** START OF Data supplied **
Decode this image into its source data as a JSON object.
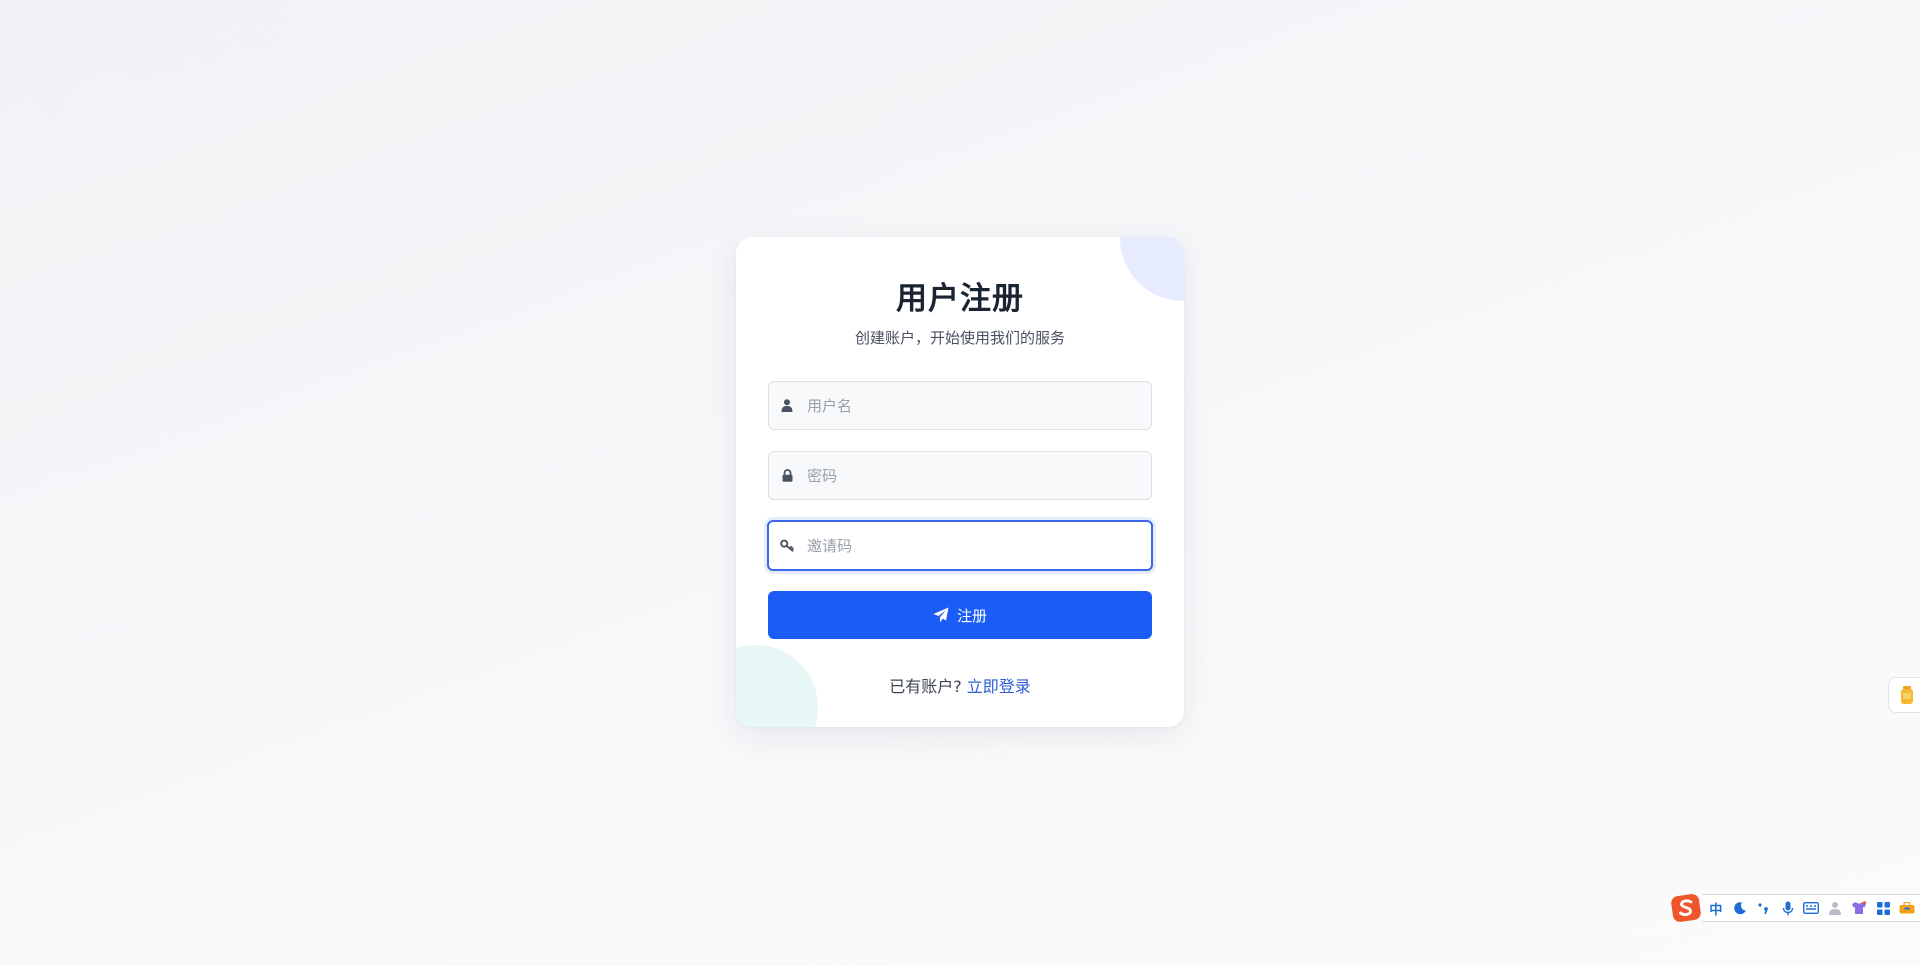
{
  "register": {
    "title": "用户注册",
    "subtitle": "创建账户，开始使用我们的服务",
    "username_placeholder": "用户名",
    "password_placeholder": "密码",
    "invite_placeholder": "邀请码",
    "submit_label": "注册",
    "footer_prefix": "已有账户?",
    "login_link": "立即登录"
  },
  "ime": {
    "mode_label": "中",
    "icons": [
      "moon-icon",
      "punctuation-icon",
      "microphone-icon",
      "keyboard-icon",
      "user-icon",
      "skin-icon",
      "apps-grid-icon",
      "toolbox-icon"
    ]
  },
  "colors": {
    "primary": "#1a5cf5",
    "focus_border": "#3b66e8",
    "link": "#2c5fd6",
    "ime_logo": "#f0562b"
  }
}
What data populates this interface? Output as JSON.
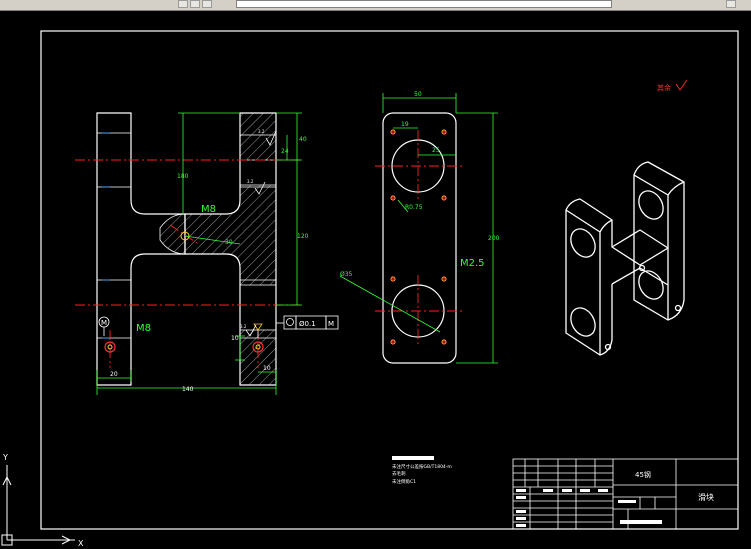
{
  "toolbar": {
    "layer_text": "",
    "icons": [
      "layer-icon",
      "sun-icon",
      "lock-icon",
      "color-icon",
      "dropdown-arrow-icon",
      "down-icon",
      "arrow-icon",
      "close-icon"
    ]
  },
  "drawing": {
    "front_view": {
      "dims": {
        "top_40": "40",
        "top_24": "24",
        "h_180": "180",
        "h_120": "120",
        "web_thk": "30",
        "w_20": "20",
        "w_140": "140",
        "w_10": "10",
        "h_10": "10"
      },
      "labels": {
        "m8_center": "M8",
        "m8_lower": "M8",
        "datum_left": "M",
        "datum_right": "M",
        "flatness_symbol": "Ø0.1",
        "flatness_datum": "M",
        "roughness_1": "3.2",
        "roughness_2": "3.2",
        "roughness_3": "3.2"
      }
    },
    "side_view": {
      "dims": {
        "w_50": "50",
        "w_19": "19",
        "h_200": "200",
        "r_25": "25",
        "r_075": "R0.75",
        "dia_35": "Ø35",
        "thread": "M2.5"
      }
    },
    "roughness_note": "其余",
    "notes": {
      "line1": "未注尺寸公差按GB/T1804-m",
      "line2": "去毛刺",
      "line3": "未注倒角C1"
    },
    "title_block": {
      "material": "45钢",
      "part_name": "滑块"
    }
  },
  "ucs": {
    "y_label": "Y",
    "x_label": "X"
  }
}
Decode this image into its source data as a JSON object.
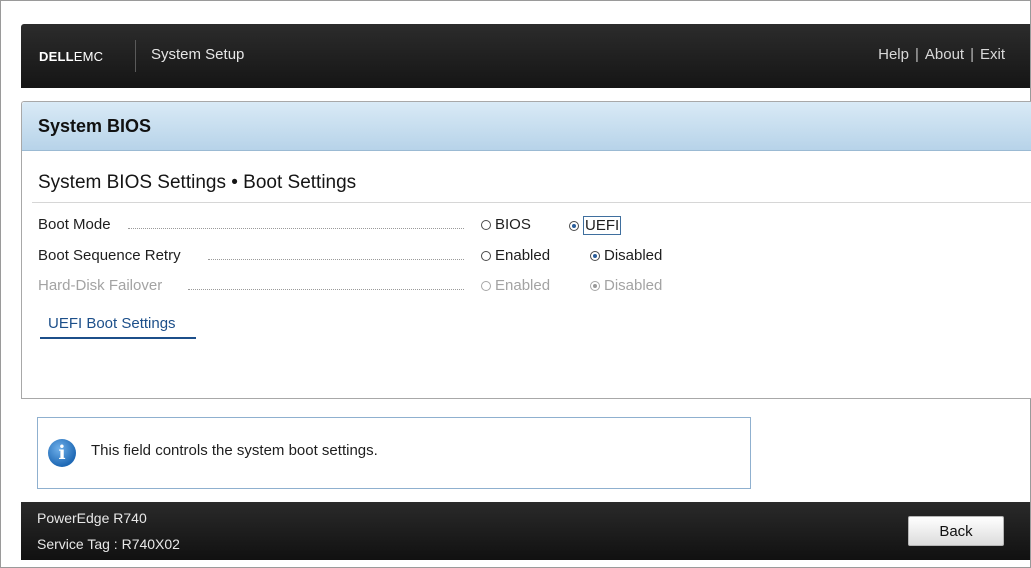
** END OF Data supplied **
Write out the listing above exactly as it stands, pictures excluded.

Decode this image into its source data as a JSON object.
{
  "register": {
    "title": "用户注册",
    "subtitle": "创建账户，开始使用我们的服务",
    "username_placeholder": "用户名",
    "password_placeholder": "密码",
    "invite_placeholder": "邀请码",
    "submit_label": "注册",
    "footer_prefix": "已有账户?",
    "login_link": "立即登录"
  },
  "ime": {
    "mode_label": "中",
    "icons": [
      "moon-icon",
      "punctuation-icon",
      "microphone-icon",
      "keyboard-icon",
      "user-icon",
      "skin-icon",
      "apps-grid-icon",
      "toolbox-icon"
    ]
  },
  "colors": {
    "primary": "#1a5cf5",
    "focus_border": "#3b66e8",
    "link": "#2c5fd6",
    "ime_logo": "#f0562b"
  }
}
What data populates this interface? Output as JSON.
{
  "toolbar": {
    "layer_text": "",
    "icons": [
      "layer-icon",
      "sun-icon",
      "lock-icon",
      "color-icon",
      "dropdown-arrow-icon",
      "down-icon",
      "arrow-icon",
      "close-icon"
    ]
  },
  "drawing": {
    "front_view": {
      "dims": {
        "top_40": "40",
        "top_24": "24",
        "h_180": "180",
        "h_120": "120",
        "web_thk": "30",
        "w_20": "20",
        "w_140": "140",
        "w_10": "10",
        "h_10": "10"
      },
      "labels": {
        "m8_center": "M8",
        "m8_lower": "M8",
        "datum_left": "M",
        "datum_right": "M",
        "flatness_symbol": "Ø0.1",
        "flatness_datum": "M",
        "roughness_1": "3.2",
        "roughness_2": "3.2",
        "roughness_3": "3.2"
      }
    },
    "side_view": {
      "dims": {
        "w_50": "50",
        "w_19": "19",
        "h_200": "200",
        "r_25": "25",
        "r_075": "R0.75",
        "dia_35": "Ø35",
        "thread": "M2.5"
      }
    },
    "roughness_note": "其余",
    "notes": {
      "line1": "未注尺寸公差按GB/T1804-m",
      "line2": "去毛刺",
      "line3": "未注倒角C1"
    },
    "title_block": {
      "material": "45钢",
      "part_name": "滑块"
    }
  },
  "ucs": {
    "y_label": "Y",
    "x_label": "X"
  }
}
Decode this image into its source data as a JSON object.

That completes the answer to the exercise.